Failing shutdown

Issue #21 resolved
Joakim Stien created an issue

During shutdown when no window is active, the application fails to shut down, and instead becomes unresponsive. This happens very frequently. None of the shutdown messages are displayed. The program most frequently producing this issue is 03-updating.

By just looking at the profiler output (produced with callgrind), this may seem like a probability issue, and that the problem may arise when closing a NOX-application of any kind. When running "03-updating", the executing spent 84% of the time inside Manager::updateProcesses (which you can see from the stack trace below is where it was when it received the SIGINT), while it spends 0.01% of its time in the same method when running sample "10-windows".

☆ ☆ ☆

→ **What to work on**
1. For each statement, answer yes or no according to the shutdown issue report, and quote the words from the report that decide it.
(a) The shutdown messages are displayed before the application becomes unresponsive.
(b) The profiler output was produced with callgrind.
(c) When running "10-windows", 84% of the time was spent inside Manager::updateProcesses.
2. Summarize the shutdown issue report in two sentences.
3. According to the shutdown issue report, in which method was the program when it received the SIGINT?

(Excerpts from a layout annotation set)
☆ ☆ ☆

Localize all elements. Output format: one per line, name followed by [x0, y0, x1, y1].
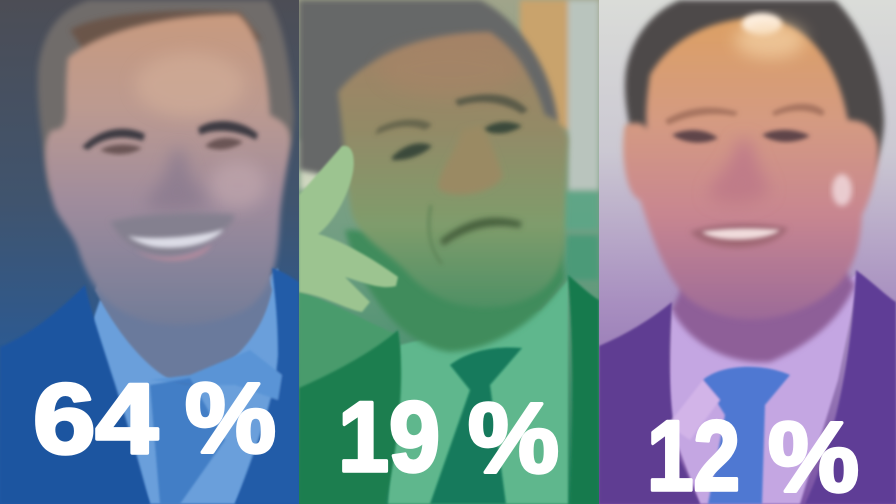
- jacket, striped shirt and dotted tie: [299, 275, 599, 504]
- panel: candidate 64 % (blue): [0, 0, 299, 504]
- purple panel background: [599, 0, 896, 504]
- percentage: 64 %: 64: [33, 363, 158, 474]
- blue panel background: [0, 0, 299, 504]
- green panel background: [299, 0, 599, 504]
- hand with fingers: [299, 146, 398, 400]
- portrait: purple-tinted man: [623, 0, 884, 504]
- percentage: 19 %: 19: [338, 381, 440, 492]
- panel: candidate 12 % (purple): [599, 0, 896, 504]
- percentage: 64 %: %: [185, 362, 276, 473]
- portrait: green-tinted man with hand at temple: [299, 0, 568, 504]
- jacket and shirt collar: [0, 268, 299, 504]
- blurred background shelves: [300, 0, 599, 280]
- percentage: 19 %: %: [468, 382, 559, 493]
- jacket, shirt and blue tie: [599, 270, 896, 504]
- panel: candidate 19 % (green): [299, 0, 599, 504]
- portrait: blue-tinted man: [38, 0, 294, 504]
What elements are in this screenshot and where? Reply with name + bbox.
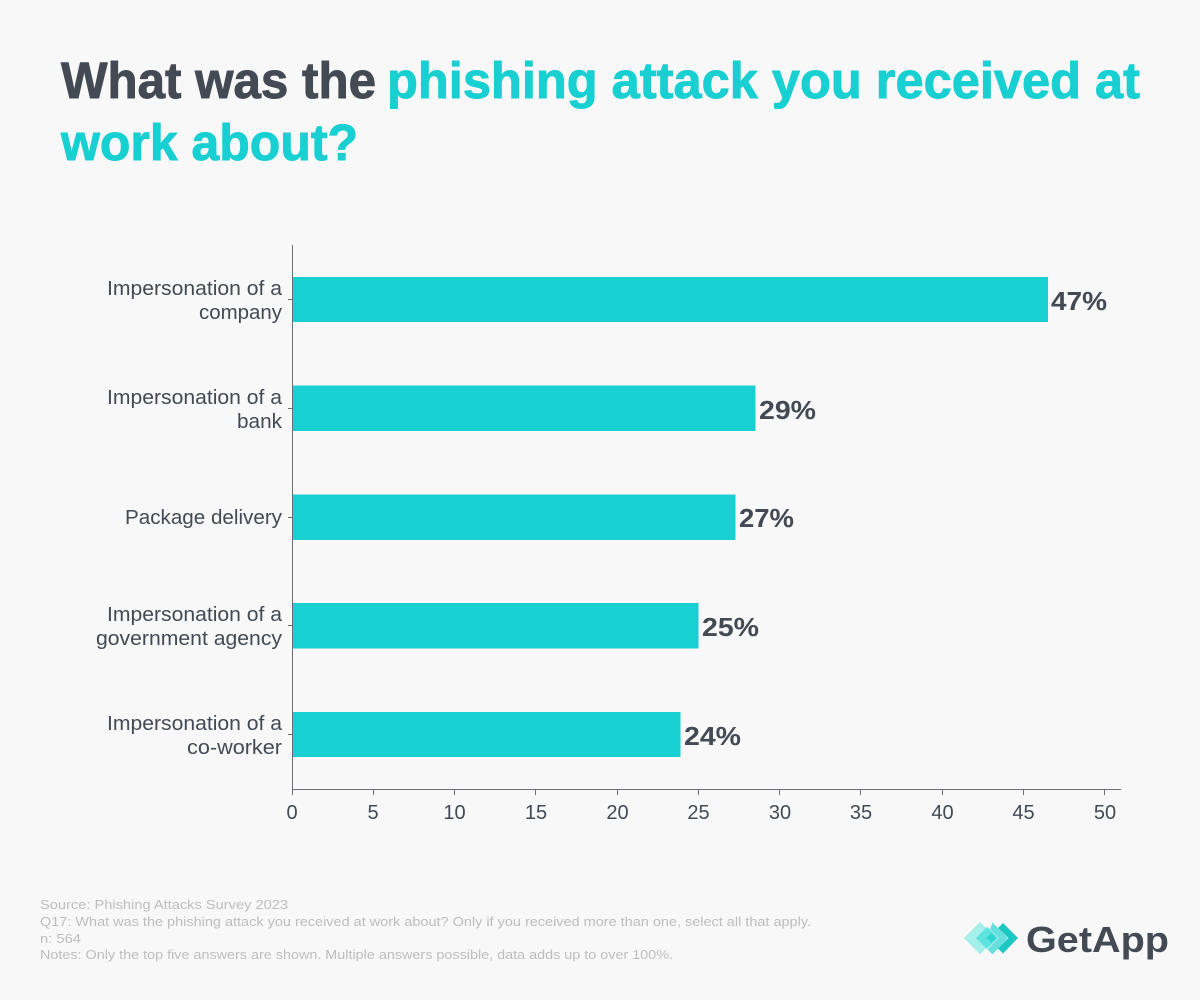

☆ ☆ ☆

→ **Response list**
1.
(a) No: "None of the shutdown messages are displayed."
(b) Yes: "produced with callgrind"
(c) No: "it spends 0.01% of its time in the same method when running sample "10-windows"."

2. When no window is active, the application frequently fails to shut down and becomes unresponsive without displaying any shutdown messages, most often with 03-updating. Callgrind profiler output shows 03-updating spending 84% of its time in Manager::updateProcesses versus 0.01% for the "10-windows" sample, which may make the problem seem like a probability issue that could arise when closing any NOX application.

3. Manager::updateProcesses